Instruction – Retype the records below word for word and omit any image.

+++ Records supplied

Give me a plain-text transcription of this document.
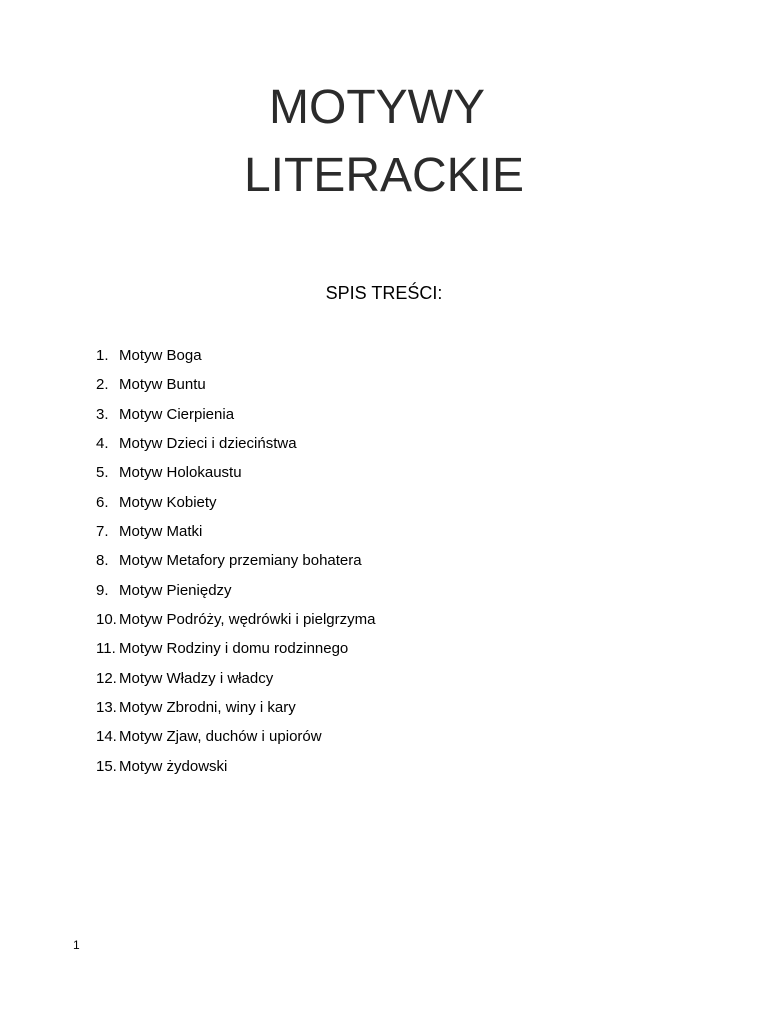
MOTYWY
LITERACKIE
SPIS TREŚCI:
1. Motyw Boga
2. Motyw Buntu
3. Motyw Cierpienia
4. Motyw Dzieci i dzieciństwa
5. Motyw Holokaustu
6. Motyw Kobiety
7. Motyw Matki
8. Motyw Metafory przemiany bohatera
9. Motyw Pieniędzy
10. Motyw Podróży, wędrówki i pielgrzyma
11. Motyw Rodziny i domu rodzinnego
12. Motyw Władzy i władcy
13. Motyw Zbrodni, winy i kary
14. Motyw Zjaw, duchów i upiorów
15. Motyw żydowski
1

++++++

Solution for this task –
Give me a plain-text transcription of this document.
MOTYWY
LITERACKIE
SPIS TREŚCI:
1. Motyw Boga
2. Motyw Buntu
3. Motyw Cierpienia
4. Motyw Dzieci i dzieciństwa
5. Motyw Holokaustu
6. Motyw Kobiety
7. Motyw Matki
8. Motyw Metafory przemiany bohatera
9. Motyw Pieniędzy
10. Motyw Podróży, wędrówki i pielgrzyma
11. Motyw Rodziny i domu rodzinnego
12. Motyw Władzy i władcy
13. Motyw Zbrodni, winy i kary
14. Motyw Zjaw, duchów i upiorów
15. Motyw żydowski
1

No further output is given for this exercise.